▶ _DIRECTIVE_
Go through the records underneath and write each one out again exactly.

▶ _WORKING DATA_
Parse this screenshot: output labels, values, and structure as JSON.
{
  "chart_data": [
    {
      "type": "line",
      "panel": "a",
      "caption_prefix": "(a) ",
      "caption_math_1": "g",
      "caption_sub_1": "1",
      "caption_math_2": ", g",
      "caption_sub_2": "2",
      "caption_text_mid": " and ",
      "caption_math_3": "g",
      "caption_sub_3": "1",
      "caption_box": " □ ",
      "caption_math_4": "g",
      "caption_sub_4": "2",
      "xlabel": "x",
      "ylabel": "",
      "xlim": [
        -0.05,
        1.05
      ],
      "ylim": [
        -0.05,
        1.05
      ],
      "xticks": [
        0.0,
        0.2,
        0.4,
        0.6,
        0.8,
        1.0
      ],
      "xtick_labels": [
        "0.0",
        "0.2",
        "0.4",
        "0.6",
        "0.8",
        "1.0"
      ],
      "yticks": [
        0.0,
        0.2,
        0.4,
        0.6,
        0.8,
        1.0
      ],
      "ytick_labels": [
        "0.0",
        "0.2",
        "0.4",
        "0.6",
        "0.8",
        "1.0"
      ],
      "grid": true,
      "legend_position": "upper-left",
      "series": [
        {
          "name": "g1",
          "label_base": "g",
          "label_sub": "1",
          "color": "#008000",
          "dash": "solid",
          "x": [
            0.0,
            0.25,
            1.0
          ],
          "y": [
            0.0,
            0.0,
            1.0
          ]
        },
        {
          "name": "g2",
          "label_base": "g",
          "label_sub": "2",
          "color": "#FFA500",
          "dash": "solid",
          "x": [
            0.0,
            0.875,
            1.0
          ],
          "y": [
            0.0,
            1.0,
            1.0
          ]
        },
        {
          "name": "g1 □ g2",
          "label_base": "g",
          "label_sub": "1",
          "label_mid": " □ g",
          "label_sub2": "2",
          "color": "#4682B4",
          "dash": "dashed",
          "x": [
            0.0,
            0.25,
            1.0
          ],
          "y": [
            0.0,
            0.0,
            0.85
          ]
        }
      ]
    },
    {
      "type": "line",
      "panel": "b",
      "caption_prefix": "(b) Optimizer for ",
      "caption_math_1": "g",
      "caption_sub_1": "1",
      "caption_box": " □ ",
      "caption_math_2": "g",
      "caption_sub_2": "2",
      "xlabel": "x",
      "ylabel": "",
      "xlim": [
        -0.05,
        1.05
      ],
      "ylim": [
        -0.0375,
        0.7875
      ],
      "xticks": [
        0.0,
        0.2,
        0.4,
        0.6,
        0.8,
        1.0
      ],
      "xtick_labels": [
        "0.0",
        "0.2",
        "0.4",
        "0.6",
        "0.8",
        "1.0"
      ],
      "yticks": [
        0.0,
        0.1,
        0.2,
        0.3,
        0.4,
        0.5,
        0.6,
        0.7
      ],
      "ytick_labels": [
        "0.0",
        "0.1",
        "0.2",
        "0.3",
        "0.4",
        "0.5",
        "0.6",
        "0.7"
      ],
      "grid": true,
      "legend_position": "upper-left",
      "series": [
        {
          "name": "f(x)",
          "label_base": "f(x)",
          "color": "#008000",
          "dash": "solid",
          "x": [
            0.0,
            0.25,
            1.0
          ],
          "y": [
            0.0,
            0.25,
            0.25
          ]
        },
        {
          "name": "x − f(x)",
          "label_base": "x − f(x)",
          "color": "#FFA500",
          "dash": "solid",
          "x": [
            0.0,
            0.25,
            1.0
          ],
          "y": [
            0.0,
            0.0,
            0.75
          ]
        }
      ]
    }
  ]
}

▶ _RESULT OF THE EXERCISE_
Parse this screenshot: output labels, values, and structure as JSON.
{
  "chart_data": [
    {
      "type": "line",
      "panel": "a",
      "caption_prefix": "(a) ",
      "caption_math_1": "g",
      "caption_sub_1": "1",
      "caption_math_2": ", g",
      "caption_sub_2": "2",
      "caption_text_mid": " and ",
      "caption_math_3": "g",
      "caption_sub_3": "1",
      "caption_box": " □ ",
      "caption_math_4": "g",
      "caption_sub_4": "2",
      "xlabel": "x",
      "ylabel": "",
      "xlim": [
        -0.05,
        1.05
      ],
      "ylim": [
        -0.05,
        1.05
      ],
      "xticks": [
        0.0,
        0.2,
        0.4,
        0.6,
        0.8,
        1.0
      ],
      "xtick_labels": [
        "0.0",
        "0.2",
        "0.4",
        "0.6",
        "0.8",
        "1.0"
      ],
      "yticks": [
        0.0,
        0.2,
        0.4,
        0.6,
        0.8,
        1.0
      ],
      "ytick_labels": [
        "0.0",
        "0.2",
        "0.4",
        "0.6",
        "0.8",
        "1.0"
      ],
      "grid": true,
      "legend_position": "upper-left",
      "series": [
        {
          "name": "g1",
          "label_base": "g",
          "label_sub": "1",
          "color": "#008000",
          "dash": "solid",
          "x": [
            0.0,
            0.25,
            1.0
          ],
          "y": [
            0.0,
            0.0,
            1.0
          ]
        },
        {
          "name": "g2",
          "label_base": "g",
          "label_sub": "2",
          "color": "#FFA500",
          "dash": "solid",
          "x": [
            0.0,
            0.875,
            1.0
          ],
          "y": [
            0.0,
            1.0,
            1.0
          ]
        },
        {
          "name": "g1 □ g2",
          "label_base": "g",
          "label_sub": "1",
          "label_mid": " □ g",
          "label_sub2": "2",
          "color": "#4682B4",
          "dash": "dashed",
          "x": [
            0.0,
            0.25,
            1.0
          ],
          "y": [
            0.0,
            0.0,
            0.85
          ]
        }
      ]
    },
    {
      "type": "line",
      "panel": "b",
      "caption_prefix": "(b) Optimizer for ",
      "caption_math_1": "g",
      "caption_sub_1": "1",
      "caption_box": " □ ",
      "caption_math_2": "g",
      "caption_sub_2": "2",
      "xlabel": "x",
      "ylabel": "",
      "xlim": [
        -0.05,
        1.05
      ],
      "ylim": [
        -0.0375,
        0.7875
      ],
      "xticks": [
        0.0,
        0.2,
        0.4,
        0.6,
        0.8,
        1.0
      ],
      "xtick_labels": [
        "0.0",
        "0.2",
        "0.4",
        "0.6",
        "0.8",
        "1.0"
      ],
      "yticks": [
        0.0,
        0.1,
        0.2,
        0.3,
        0.4,
        0.5,
        0.6,
        0.7
      ],
      "ytick_labels": [
        "0.0",
        "0.1",
        "0.2",
        "0.3",
        "0.4",
        "0.5",
        "0.6",
        "0.7"
      ],
      "grid": true,
      "legend_position": "upper-left",
      "series": [
        {
          "name": "f(x)",
          "label_base": "f(x)",
          "color": "#008000",
          "dash": "solid",
          "x": [
            0.0,
            0.25,
            1.0
          ],
          "y": [
            0.0,
            0.25,
            0.25
          ]
        },
        {
          "name": "x − f(x)",
          "label_base": "x − f(x)",
          "color": "#FFA500",
          "dash": "solid",
          "x": [
            0.0,
            0.25,
            1.0
          ],
          "y": [
            0.0,
            0.0,
            0.75
          ]
        }
      ]
    }
  ]
}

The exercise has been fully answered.